■ **Work to do**
Pictures in the records should not be copied, but every other part must be repeated exactly.

--- begin Records to process ---

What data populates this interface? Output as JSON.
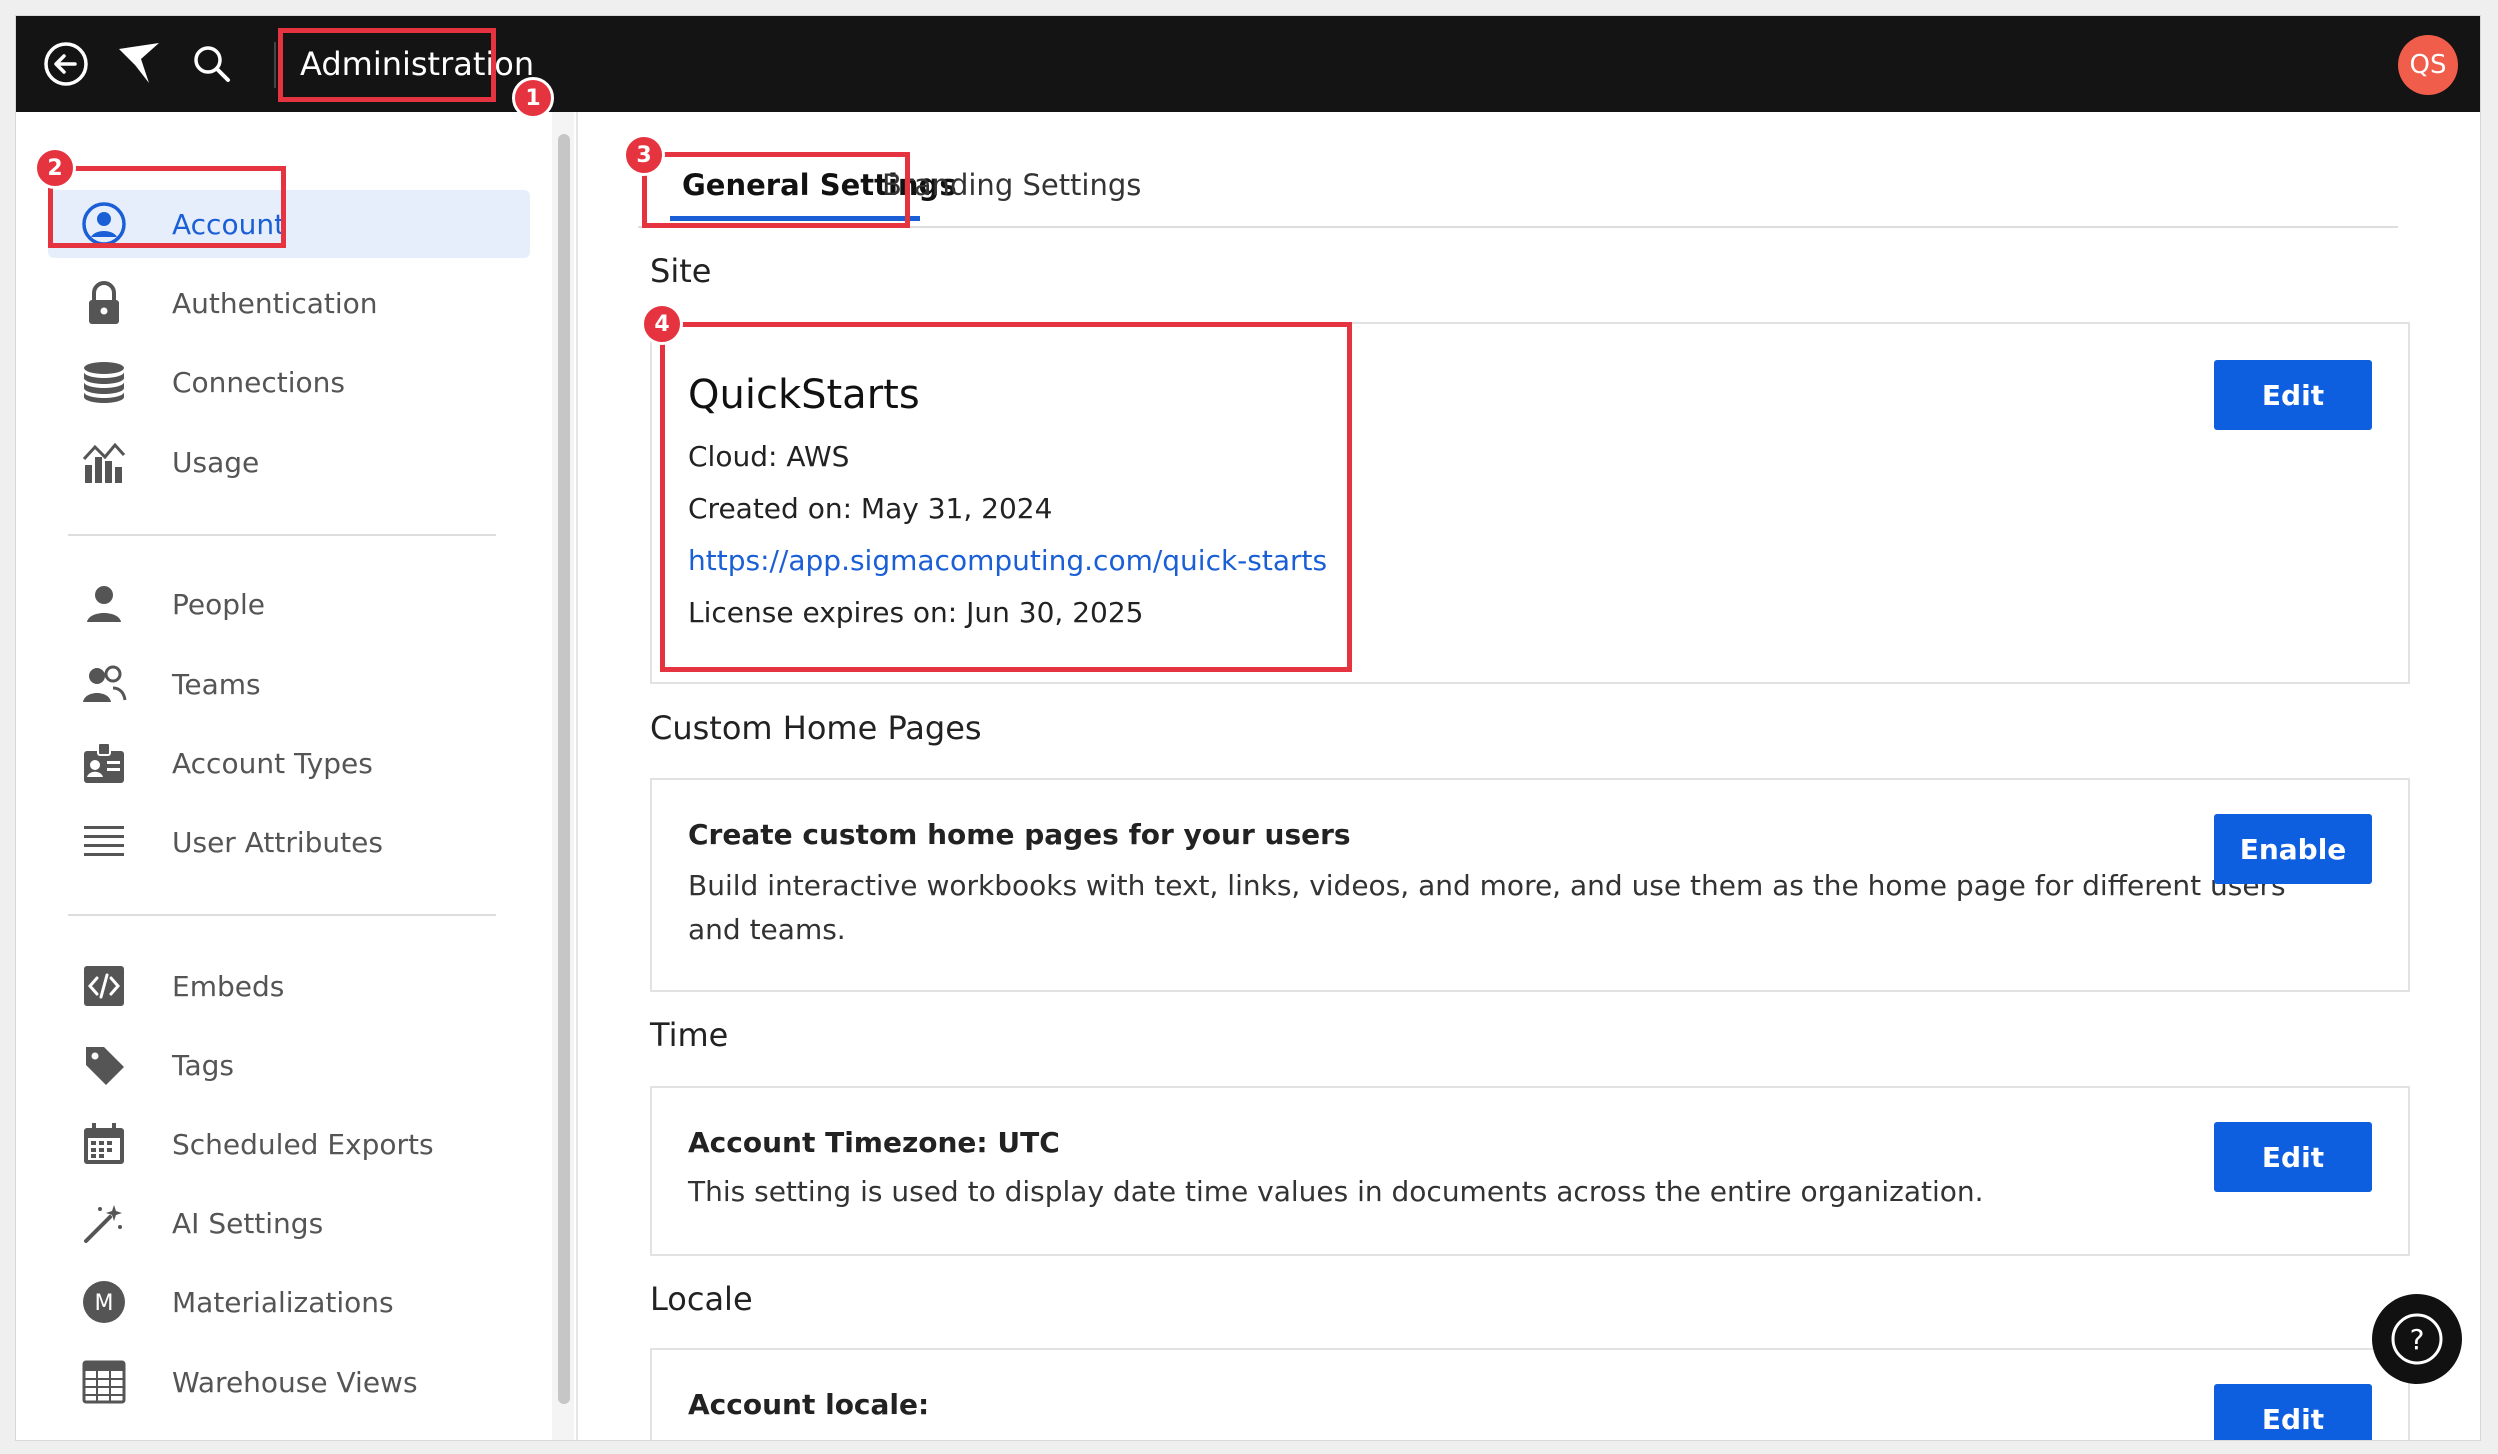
{
  "topbar": {
    "title": "Administration",
    "avatar_initials": "QS",
    "icons": [
      "back-arrow-icon",
      "sigma-logo-icon",
      "search-icon"
    ]
  },
  "sidebar": {
    "items": [
      {
        "label": "Account",
        "icon": "account-circle-icon",
        "active": true
      },
      {
        "label": "Authentication",
        "icon": "lock-icon"
      },
      {
        "label": "Connections",
        "icon": "database-icon"
      },
      {
        "label": "Usage",
        "icon": "usage-chart-icon"
      },
      {
        "label": "People",
        "icon": "person-icon"
      },
      {
        "label": "Teams",
        "icon": "team-icon"
      },
      {
        "label": "Account Types",
        "icon": "id-badge-icon"
      },
      {
        "label": "User Attributes",
        "icon": "list-icon"
      },
      {
        "label": "Embeds",
        "icon": "code-icon"
      },
      {
        "label": "Tags",
        "icon": "tag-icon"
      },
      {
        "label": "Scheduled Exports",
        "icon": "calendar-icon"
      },
      {
        "label": "AI Settings",
        "icon": "magic-wand-icon"
      },
      {
        "label": "Materializations",
        "icon": "materialization-m-icon"
      },
      {
        "label": "Warehouse Views",
        "icon": "grid-table-icon"
      }
    ]
  },
  "tabs": {
    "general": "General Settings",
    "branding": "Branding Settings"
  },
  "site": {
    "section_title": "Site",
    "name": "QuickStarts",
    "cloud": "Cloud: AWS",
    "created": "Created on: May 31, 2024",
    "url": "https://app.sigmacomputing.com/quick-starts",
    "license": "License expires on: Jun 30, 2025",
    "edit_label": "Edit"
  },
  "home_pages": {
    "section_title": "Custom Home Pages",
    "heading": "Create custom home pages for your users",
    "description_line1": "Build interactive workbooks with text, links, videos, and more, and use them as the home page for different users",
    "description_line2": "and teams.",
    "enable_label": "Enable"
  },
  "time": {
    "section_title": "Time",
    "heading": "Account Timezone: UTC",
    "description": "This setting is used to display date time values in documents across the entire organization.",
    "edit_label": "Edit"
  },
  "locale": {
    "section_title": "Locale",
    "heading": "Account locale:",
    "edit_label": "Edit"
  },
  "callouts": [
    "1",
    "2",
    "3",
    "4"
  ],
  "colors": {
    "topbar": "#141414",
    "accent": "#0d5fe0",
    "callout": "#e5343f",
    "avatar": "#f05d4a"
  }
}
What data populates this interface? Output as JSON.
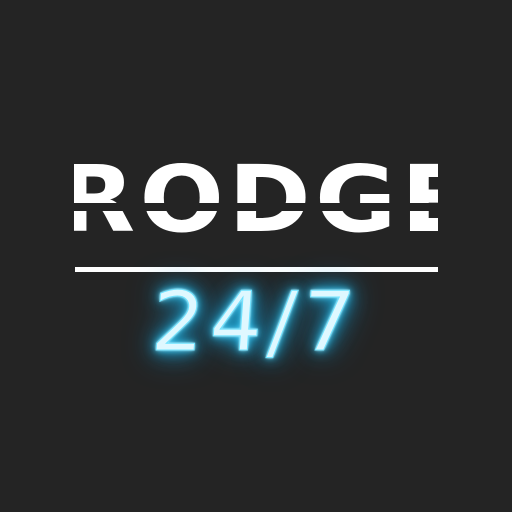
{
  "logo": {
    "brand": "RODGE",
    "tagline": "24/7"
  },
  "colors": {
    "background": "#242424",
    "brand_text": "#ffffff",
    "neon_glow": "#22bff0"
  }
}
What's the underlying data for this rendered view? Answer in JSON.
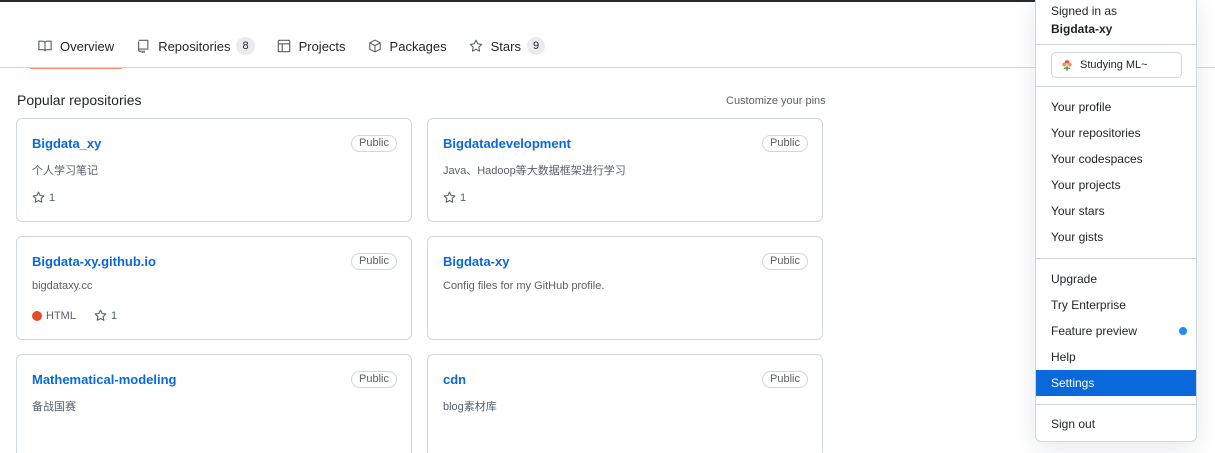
{
  "tabs": [
    {
      "label": "Overview",
      "icon": "book-icon",
      "active": true
    },
    {
      "label": "Repositories",
      "icon": "repo-icon",
      "count": "8"
    },
    {
      "label": "Projects",
      "icon": "table-icon"
    },
    {
      "label": "Packages",
      "icon": "package-icon"
    },
    {
      "label": "Stars",
      "icon": "star-icon",
      "count": "9"
    }
  ],
  "pinned": {
    "title": "Popular repositories",
    "customize": "Customize your pins",
    "repos": [
      {
        "name": "Bigdata_xy",
        "visibility": "Public",
        "description": "个人学习笔记",
        "stars": "1"
      },
      {
        "name": "Bigdatadevelopment",
        "visibility": "Public",
        "description": "Java、Hadoop等大数据框架进行学习",
        "stars": "1"
      },
      {
        "name": "Bigdata-xy.github.io",
        "visibility": "Public",
        "description": "bigdataxy.cc",
        "language": "HTML",
        "language_color": "#e34c26",
        "stars": "1"
      },
      {
        "name": "Bigdata-xy",
        "visibility": "Public",
        "description": "Config files for my GitHub profile."
      },
      {
        "name": "Mathematical-modeling",
        "visibility": "Public",
        "description": "备战国赛"
      },
      {
        "name": "cdn",
        "visibility": "Public",
        "description": "blog素材库"
      }
    ]
  },
  "menu": {
    "signed_in_label": "Signed in as",
    "username": "Bigdata-xy",
    "status": "Studying ML~",
    "group1": [
      "Your profile",
      "Your repositories",
      "Your codespaces",
      "Your projects",
      "Your stars",
      "Your gists"
    ],
    "group2": [
      "Upgrade",
      "Try Enterprise",
      "Feature preview",
      "Help",
      "Settings"
    ],
    "sign_out": "Sign out",
    "active_item": "Settings"
  },
  "colors": {
    "accent": "#0969da",
    "tab_underline": "#fd8c73",
    "html": "#e34c26",
    "feature_dot": "#218bff"
  }
}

--- end Records to process ---

■ **Solution**
What data populates this interface? Output as JSON.
{
  "topbar": {
    "title": "Administration",
    "avatar_initials": "QS",
    "icons": [
      "back-arrow-icon",
      "sigma-logo-icon",
      "search-icon"
    ]
  },
  "sidebar": {
    "items": [
      {
        "label": "Account",
        "icon": "account-circle-icon",
        "active": true
      },
      {
        "label": "Authentication",
        "icon": "lock-icon"
      },
      {
        "label": "Connections",
        "icon": "database-icon"
      },
      {
        "label": "Usage",
        "icon": "usage-chart-icon"
      },
      {
        "label": "People",
        "icon": "person-icon"
      },
      {
        "label": "Teams",
        "icon": "team-icon"
      },
      {
        "label": "Account Types",
        "icon": "id-badge-icon"
      },
      {
        "label": "User Attributes",
        "icon": "list-icon"
      },
      {
        "label": "Embeds",
        "icon": "code-icon"
      },
      {
        "label": "Tags",
        "icon": "tag-icon"
      },
      {
        "label": "Scheduled Exports",
        "icon": "calendar-icon"
      },
      {
        "label": "AI Settings",
        "icon": "magic-wand-icon"
      },
      {
        "label": "Materializations",
        "icon": "materialization-m-icon"
      },
      {
        "label": "Warehouse Views",
        "icon": "grid-table-icon"
      }
    ]
  },
  "tabs": {
    "general": "General Settings",
    "branding": "Branding Settings"
  },
  "site": {
    "section_title": "Site",
    "name": "QuickStarts",
    "cloud": "Cloud: AWS",
    "created": "Created on: May 31, 2024",
    "url": "https://app.sigmacomputing.com/quick-starts",
    "license": "License expires on: Jun 30, 2025",
    "edit_label": "Edit"
  },
  "home_pages": {
    "section_title": "Custom Home Pages",
    "heading": "Create custom home pages for your users",
    "description_line1": "Build interactive workbooks with text, links, videos, and more, and use them as the home page for different users",
    "description_line2": "and teams.",
    "enable_label": "Enable"
  },
  "time": {
    "section_title": "Time",
    "heading": "Account Timezone: UTC",
    "description": "This setting is used to display date time values in documents across the entire organization.",
    "edit_label": "Edit"
  },
  "locale": {
    "section_title": "Locale",
    "heading": "Account locale:",
    "edit_label": "Edit"
  },
  "callouts": [
    "1",
    "2",
    "3",
    "4"
  ],
  "colors": {
    "topbar": "#141414",
    "accent": "#0d5fe0",
    "callout": "#e5343f",
    "avatar": "#f05d4a"
  }
}
What data populates this interface? Output as JSON.
{
  "logo": {
    "brand": "RODGE",
    "tagline": "24/7"
  },
  "colors": {
    "background": "#242424",
    "brand_text": "#ffffff",
    "neon_glow": "#22bff0"
  }
}
What's the underlying data for this rendered view? Answer in JSON.
{
  "tabs": [
    {
      "label": "Overview",
      "icon": "book-icon",
      "active": true
    },
    {
      "label": "Repositories",
      "icon": "repo-icon",
      "count": "8"
    },
    {
      "label": "Projects",
      "icon": "table-icon"
    },
    {
      "label": "Packages",
      "icon": "package-icon"
    },
    {
      "label": "Stars",
      "icon": "star-icon",
      "count": "9"
    }
  ],
  "pinned": {
    "title": "Popular repositories",
    "customize": "Customize your pins",
    "repos": [
      {
        "name": "Bigdata_xy",
        "visibility": "Public",
        "description": "个人学习笔记",
        "stars": "1"
      },
      {
        "name": "Bigdatadevelopment",
        "visibility": "Public",
        "description": "Java、Hadoop等大数据框架进行学习",
        "stars": "1"
      },
      {
        "name": "Bigdata-xy.github.io",
        "visibility": "Public",
        "description": "bigdataxy.cc",
        "language": "HTML",
        "language_color": "#e34c26",
        "stars": "1"
      },
      {
        "name": "Bigdata-xy",
        "visibility": "Public",
        "description": "Config files for my GitHub profile."
      },
      {
        "name": "Mathematical-modeling",
        "visibility": "Public",
        "description": "备战国赛"
      },
      {
        "name": "cdn",
        "visibility": "Public",
        "description": "blog素材库"
      }
    ]
  },
  "menu": {
    "signed_in_label": "Signed in as",
    "username": "Bigdata-xy",
    "status": "Studying ML~",
    "group1": [
      "Your profile",
      "Your repositories",
      "Your codespaces",
      "Your projects",
      "Your stars",
      "Your gists"
    ],
    "group2": [
      "Upgrade",
      "Try Enterprise",
      "Feature preview",
      "Help",
      "Settings"
    ],
    "sign_out": "Sign out",
    "active_item": "Settings"
  },
  "colors": {
    "accent": "#0969da",
    "tab_underline": "#fd8c73",
    "html": "#e34c26",
    "feature_dot": "#218bff"
  }
}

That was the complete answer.